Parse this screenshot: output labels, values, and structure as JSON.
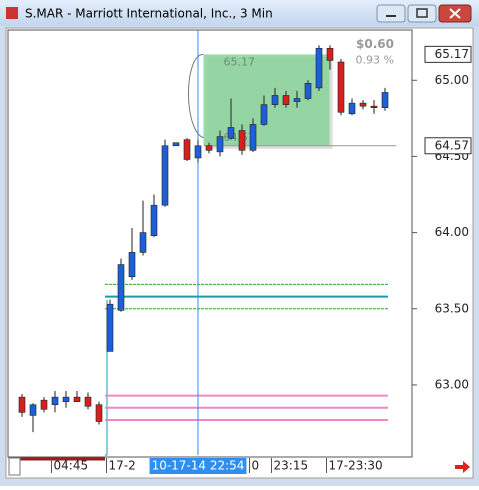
{
  "window": {
    "title": "S.MAR - Marriott International, Inc., 3 Min"
  },
  "chart_data": {
    "type": "candlestick",
    "categories": [
      null,
      null,
      null,
      "04:45",
      null,
      null,
      null,
      null,
      "17-2",
      null,
      null,
      null,
      null,
      null,
      null,
      null,
      null,
      null,
      null,
      null,
      null,
      "0",
      null,
      "23:15",
      null,
      null,
      null,
      null,
      "17-23:30",
      null,
      null,
      null,
      null,
      null
    ],
    "open": [
      62.92,
      62.8,
      62.9,
      62.87,
      62.89,
      62.92,
      62.92,
      62.87,
      63.22,
      63.49,
      63.71,
      63.87,
      63.98,
      64.18,
      64.57,
      64.61,
      64.49,
      64.57,
      64.53,
      64.62,
      64.67,
      64.54,
      64.71,
      64.84,
      64.9,
      64.86,
      64.88,
      64.95,
      65.21,
      65.12,
      64.78,
      64.85,
      64.83,
      64.82
    ],
    "high": [
      62.94,
      62.88,
      62.92,
      62.96,
      62.96,
      62.96,
      62.95,
      62.89,
      63.56,
      63.83,
      64.03,
      64.21,
      64.25,
      64.61,
      64.59,
      64.62,
      64.61,
      64.59,
      64.67,
      64.88,
      64.71,
      64.75,
      64.9,
      64.95,
      64.93,
      64.93,
      65.0,
      65.23,
      65.23,
      65.14,
      64.88,
      64.87,
      64.87,
      64.95
    ],
    "low": [
      62.79,
      62.69,
      62.82,
      62.82,
      62.85,
      62.89,
      62.84,
      62.74,
      63.22,
      63.48,
      63.69,
      63.85,
      63.97,
      64.17,
      64.57,
      64.47,
      64.46,
      64.52,
      64.5,
      64.61,
      64.51,
      64.53,
      64.7,
      64.82,
      64.82,
      64.82,
      64.87,
      64.93,
      65.07,
      64.77,
      64.77,
      64.81,
      64.78,
      64.8
    ],
    "close": [
      62.82,
      62.87,
      62.84,
      62.92,
      62.92,
      62.89,
      62.86,
      62.76,
      63.53,
      63.79,
      63.87,
      64.0,
      64.18,
      64.57,
      64.59,
      64.48,
      64.57,
      64.54,
      64.63,
      64.69,
      64.54,
      64.71,
      64.84,
      64.9,
      64.84,
      64.88,
      64.98,
      65.21,
      65.13,
      64.79,
      64.85,
      64.83,
      64.82,
      64.92
    ],
    "up_color": "#1d5fd6",
    "down_color": "#d61f1f",
    "ylim": [
      62.54,
      65.33
    ],
    "yticks": [
      {
        "value": 65,
        "label": "65.00"
      },
      {
        "value": 64.5,
        "label": "64.50"
      },
      {
        "value": 64,
        "label": "64.00"
      },
      {
        "value": 63.5,
        "label": "63.50"
      },
      {
        "value": 63,
        "label": "63.00"
      }
    ],
    "price_markers": [
      65.17,
      64.57
    ],
    "levels": [
      {
        "value": 63.66,
        "color": "#22aa22",
        "dashed": true
      },
      {
        "value": 63.58,
        "color": "#1a9aaa",
        "dashed": false
      },
      {
        "value": 63.5,
        "color": "#22aa22",
        "dashed": true
      },
      {
        "value": 62.93,
        "color": "#ee88cc",
        "dashed": false
      },
      {
        "value": 62.85,
        "color": "#ee88cc",
        "dashed": false
      },
      {
        "value": 62.77,
        "color": "#ee88cc",
        "dashed": false
      }
    ],
    "cursor": {
      "index": 16,
      "label": "10-17-14  22:54"
    },
    "measure": {
      "start_index": 17,
      "end_index": 28,
      "from": 64.57,
      "to": 65.17,
      "top_label": "65.17",
      "bottom_label": "64.57",
      "change_label": "$0.60",
      "percent_label": "0.93 %",
      "color": "#88d49a"
    }
  }
}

**Directions for this task**
Transcribe the records verbatim and omit the images.

**The result**
Parse this screenshot: output labels, values, and structure as JSON.
{
  "window": {
    "title": "S.MAR - Marriott International, Inc., 3 Min"
  },
  "chart_data": {
    "type": "candlestick",
    "categories": [
      null,
      null,
      null,
      "04:45",
      null,
      null,
      null,
      null,
      "17-2",
      null,
      null,
      null,
      null,
      null,
      null,
      null,
      null,
      null,
      null,
      null,
      null,
      "0",
      null,
      "23:15",
      null,
      null,
      null,
      null,
      "17-23:30",
      null,
      null,
      null,
      null,
      null
    ],
    "open": [
      62.92,
      62.8,
      62.9,
      62.87,
      62.89,
      62.92,
      62.92,
      62.87,
      63.22,
      63.49,
      63.71,
      63.87,
      63.98,
      64.18,
      64.57,
      64.61,
      64.49,
      64.57,
      64.53,
      64.62,
      64.67,
      64.54,
      64.71,
      64.84,
      64.9,
      64.86,
      64.88,
      64.95,
      65.21,
      65.12,
      64.78,
      64.85,
      64.83,
      64.82
    ],
    "high": [
      62.94,
      62.88,
      62.92,
      62.96,
      62.96,
      62.96,
      62.95,
      62.89,
      63.56,
      63.83,
      64.03,
      64.21,
      64.25,
      64.61,
      64.59,
      64.62,
      64.61,
      64.59,
      64.67,
      64.88,
      64.71,
      64.75,
      64.9,
      64.95,
      64.93,
      64.93,
      65.0,
      65.23,
      65.23,
      65.14,
      64.88,
      64.87,
      64.87,
      64.95
    ],
    "low": [
      62.79,
      62.69,
      62.82,
      62.82,
      62.85,
      62.89,
      62.84,
      62.74,
      63.22,
      63.48,
      63.69,
      63.85,
      63.97,
      64.17,
      64.57,
      64.47,
      64.46,
      64.52,
      64.5,
      64.61,
      64.51,
      64.53,
      64.7,
      64.82,
      64.82,
      64.82,
      64.87,
      64.93,
      65.07,
      64.77,
      64.77,
      64.81,
      64.78,
      64.8
    ],
    "close": [
      62.82,
      62.87,
      62.84,
      62.92,
      62.92,
      62.89,
      62.86,
      62.76,
      63.53,
      63.79,
      63.87,
      64.0,
      64.18,
      64.57,
      64.59,
      64.48,
      64.57,
      64.54,
      64.63,
      64.69,
      64.54,
      64.71,
      64.84,
      64.9,
      64.84,
      64.88,
      64.98,
      65.21,
      65.13,
      64.79,
      64.85,
      64.83,
      64.82,
      64.92
    ],
    "up_color": "#1d5fd6",
    "down_color": "#d61f1f",
    "ylim": [
      62.54,
      65.33
    ],
    "yticks": [
      {
        "value": 65,
        "label": "65.00"
      },
      {
        "value": 64.5,
        "label": "64.50"
      },
      {
        "value": 64,
        "label": "64.00"
      },
      {
        "value": 63.5,
        "label": "63.50"
      },
      {
        "value": 63,
        "label": "63.00"
      }
    ],
    "price_markers": [
      65.17,
      64.57
    ],
    "levels": [
      {
        "value": 63.66,
        "color": "#22aa22",
        "dashed": true
      },
      {
        "value": 63.58,
        "color": "#1a9aaa",
        "dashed": false
      },
      {
        "value": 63.5,
        "color": "#22aa22",
        "dashed": true
      },
      {
        "value": 62.93,
        "color": "#ee88cc",
        "dashed": false
      },
      {
        "value": 62.85,
        "color": "#ee88cc",
        "dashed": false
      },
      {
        "value": 62.77,
        "color": "#ee88cc",
        "dashed": false
      }
    ],
    "cursor": {
      "index": 16,
      "label": "10-17-14  22:54"
    },
    "measure": {
      "start_index": 17,
      "end_index": 28,
      "from": 64.57,
      "to": 65.17,
      "top_label": "65.17",
      "bottom_label": "64.57",
      "change_label": "$0.60",
      "percent_label": "0.93 %",
      "color": "#88d49a"
    }
  }
}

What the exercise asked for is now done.